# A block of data
═══
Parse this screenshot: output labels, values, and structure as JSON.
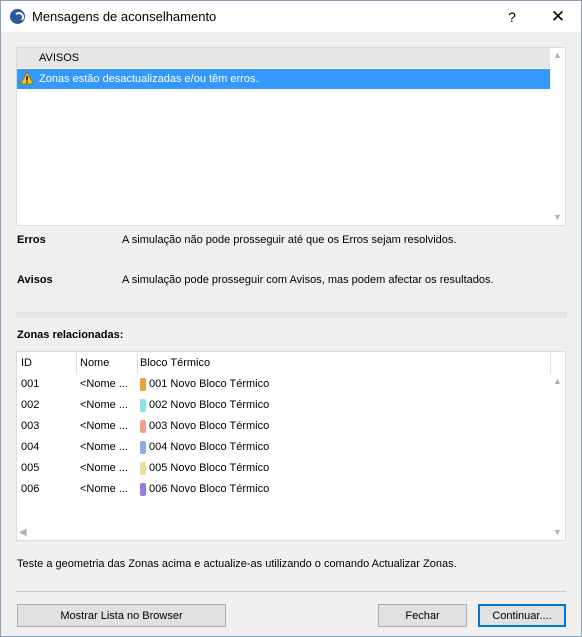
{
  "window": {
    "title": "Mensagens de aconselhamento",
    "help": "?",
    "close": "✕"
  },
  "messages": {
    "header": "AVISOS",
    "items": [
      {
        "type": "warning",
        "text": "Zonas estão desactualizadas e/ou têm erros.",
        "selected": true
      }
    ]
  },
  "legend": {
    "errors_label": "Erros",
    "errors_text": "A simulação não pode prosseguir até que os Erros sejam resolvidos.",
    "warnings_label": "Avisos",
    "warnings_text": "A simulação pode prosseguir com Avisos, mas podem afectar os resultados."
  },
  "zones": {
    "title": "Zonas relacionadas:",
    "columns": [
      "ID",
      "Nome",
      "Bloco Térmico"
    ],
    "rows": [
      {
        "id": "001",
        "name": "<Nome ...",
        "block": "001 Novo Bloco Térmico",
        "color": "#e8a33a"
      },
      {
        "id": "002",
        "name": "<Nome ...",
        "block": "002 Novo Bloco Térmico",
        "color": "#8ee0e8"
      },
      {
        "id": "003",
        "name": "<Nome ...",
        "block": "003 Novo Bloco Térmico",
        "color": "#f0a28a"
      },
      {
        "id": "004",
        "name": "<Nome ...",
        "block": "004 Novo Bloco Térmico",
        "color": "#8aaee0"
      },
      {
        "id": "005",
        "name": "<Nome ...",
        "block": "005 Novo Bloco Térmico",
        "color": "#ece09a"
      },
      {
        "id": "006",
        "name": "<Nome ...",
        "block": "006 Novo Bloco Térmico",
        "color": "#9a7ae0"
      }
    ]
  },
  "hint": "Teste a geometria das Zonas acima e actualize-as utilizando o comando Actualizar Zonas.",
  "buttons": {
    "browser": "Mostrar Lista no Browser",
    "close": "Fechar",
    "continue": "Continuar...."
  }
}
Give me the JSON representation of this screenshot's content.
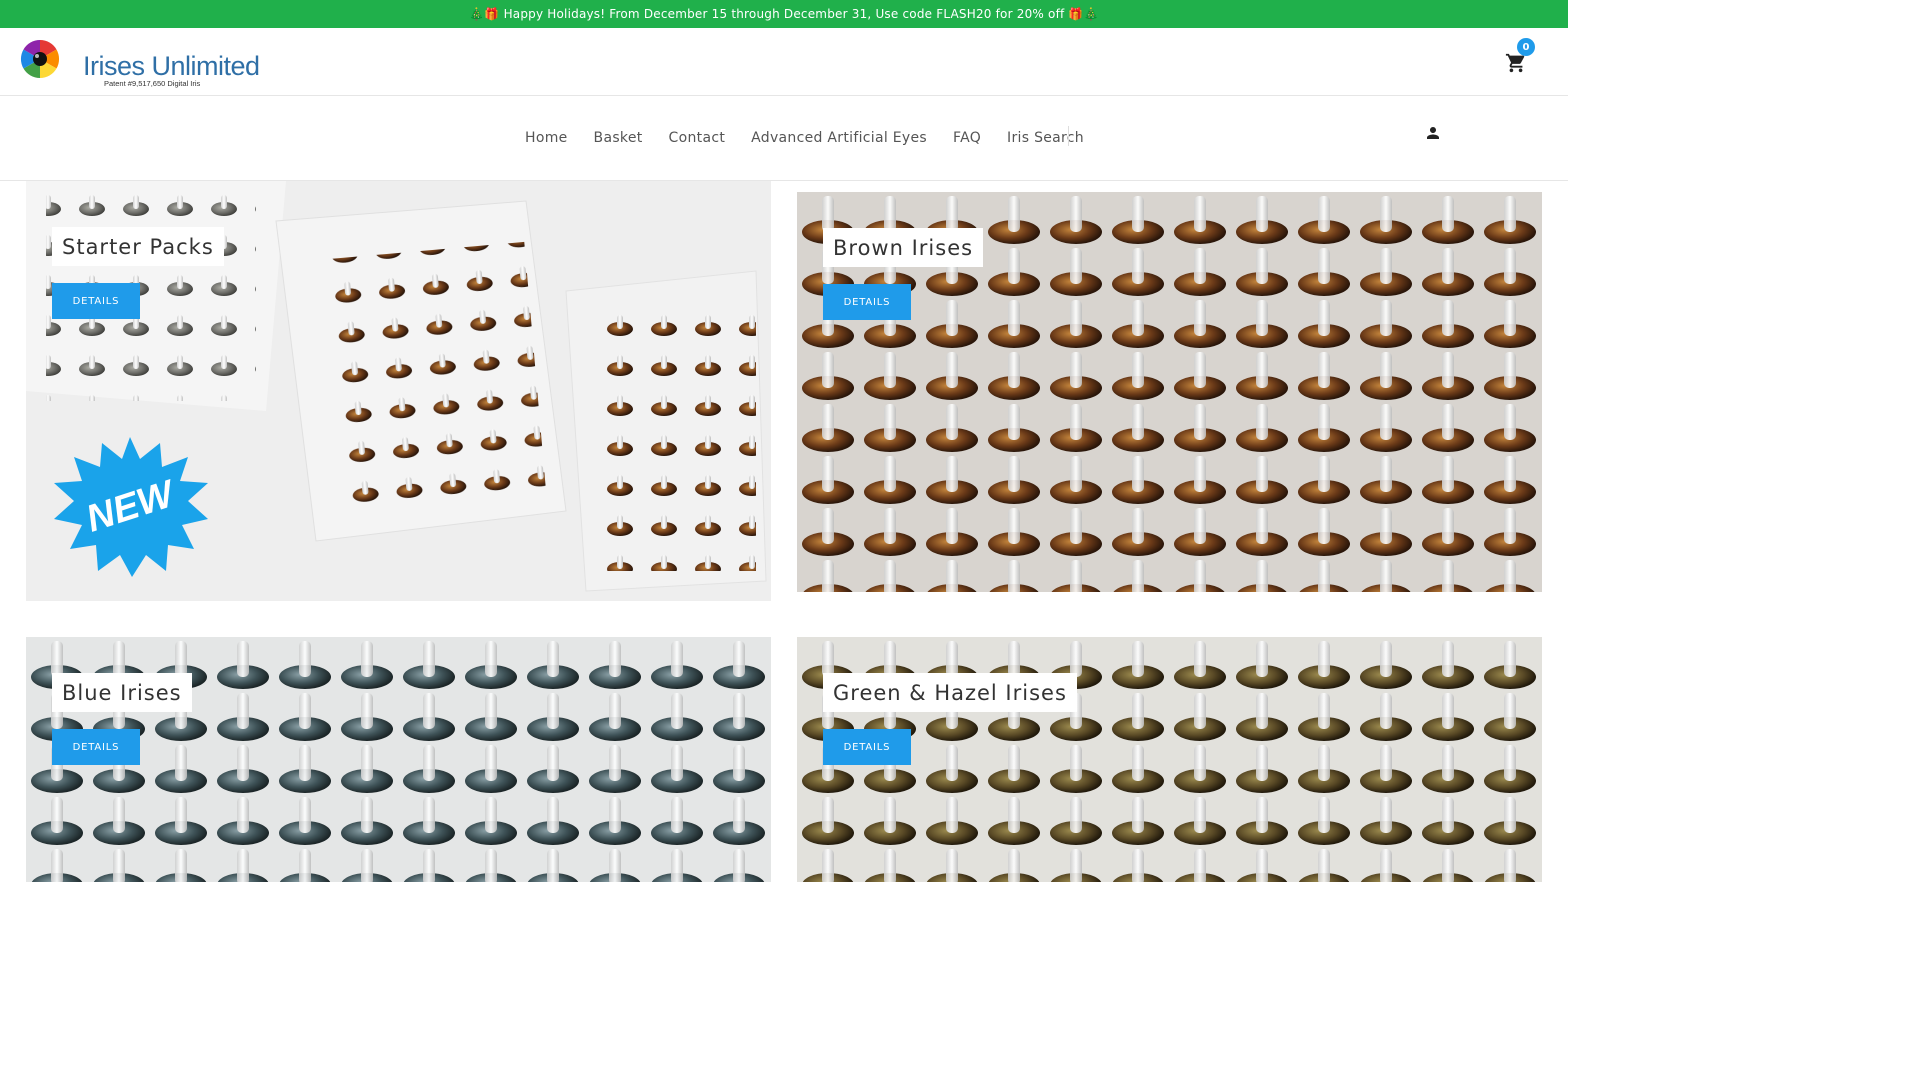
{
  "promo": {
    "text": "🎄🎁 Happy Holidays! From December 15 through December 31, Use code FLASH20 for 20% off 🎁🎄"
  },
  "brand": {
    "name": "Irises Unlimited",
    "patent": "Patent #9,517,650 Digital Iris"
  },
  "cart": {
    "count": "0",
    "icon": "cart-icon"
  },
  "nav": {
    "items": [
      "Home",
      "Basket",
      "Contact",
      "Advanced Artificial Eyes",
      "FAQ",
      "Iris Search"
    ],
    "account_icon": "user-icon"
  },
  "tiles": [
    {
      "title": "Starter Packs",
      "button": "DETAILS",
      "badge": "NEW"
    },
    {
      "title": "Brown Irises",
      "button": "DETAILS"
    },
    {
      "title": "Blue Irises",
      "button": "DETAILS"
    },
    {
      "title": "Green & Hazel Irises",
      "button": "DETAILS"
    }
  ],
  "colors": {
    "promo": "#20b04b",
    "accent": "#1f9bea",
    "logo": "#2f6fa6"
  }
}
═══
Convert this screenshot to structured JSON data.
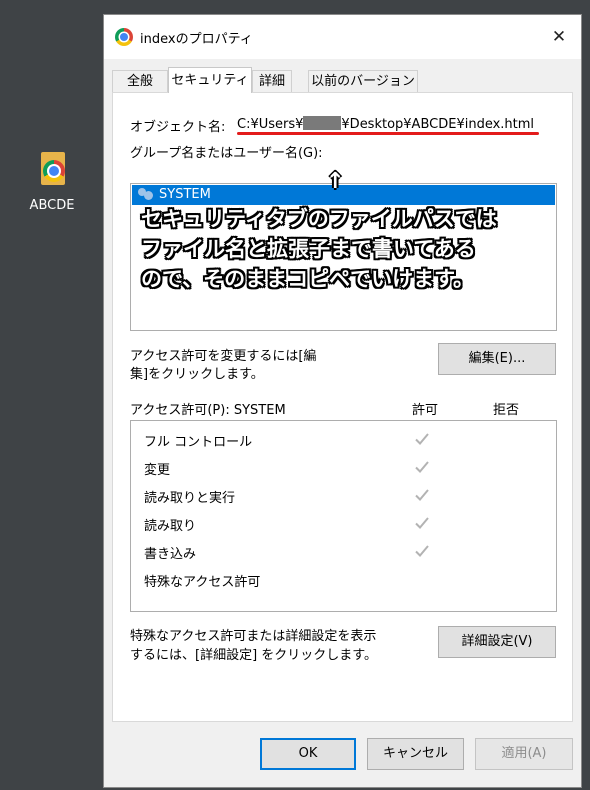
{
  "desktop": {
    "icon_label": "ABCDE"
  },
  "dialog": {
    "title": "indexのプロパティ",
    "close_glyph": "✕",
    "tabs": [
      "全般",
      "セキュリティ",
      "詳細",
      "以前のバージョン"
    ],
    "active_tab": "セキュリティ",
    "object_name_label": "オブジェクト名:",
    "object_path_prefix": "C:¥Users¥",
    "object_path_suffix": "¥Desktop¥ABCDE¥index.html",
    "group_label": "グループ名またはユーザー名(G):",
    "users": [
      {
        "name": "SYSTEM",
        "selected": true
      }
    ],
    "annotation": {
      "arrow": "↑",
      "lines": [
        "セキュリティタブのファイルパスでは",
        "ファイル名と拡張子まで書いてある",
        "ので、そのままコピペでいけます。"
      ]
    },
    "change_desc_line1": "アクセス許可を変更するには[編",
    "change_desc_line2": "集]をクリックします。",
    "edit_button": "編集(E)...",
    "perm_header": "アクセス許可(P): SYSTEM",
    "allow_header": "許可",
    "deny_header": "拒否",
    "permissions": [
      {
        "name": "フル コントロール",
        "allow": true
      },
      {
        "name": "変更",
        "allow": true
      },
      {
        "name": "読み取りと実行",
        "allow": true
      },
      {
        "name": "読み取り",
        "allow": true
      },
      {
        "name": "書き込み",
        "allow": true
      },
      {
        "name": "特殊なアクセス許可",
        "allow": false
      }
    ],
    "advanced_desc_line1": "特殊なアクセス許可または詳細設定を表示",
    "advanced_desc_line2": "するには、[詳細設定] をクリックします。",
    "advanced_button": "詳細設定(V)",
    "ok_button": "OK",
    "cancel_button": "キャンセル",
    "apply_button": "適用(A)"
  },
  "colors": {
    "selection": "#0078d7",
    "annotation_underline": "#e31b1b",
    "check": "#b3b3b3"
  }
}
═══
Return every line holding the word "Novo" from the records.

# FINISHED TASK
        "block": "001 Novo Bloco Térmico",
        "block": "002 Novo Bloco Térmico",
        "block": "003 Novo Bloco Térmico",
        "block": "004 Novo Bloco Térmico",
        "block": "005 Novo Bloco Térmico",
        "block": "006 Novo Bloco Térmico",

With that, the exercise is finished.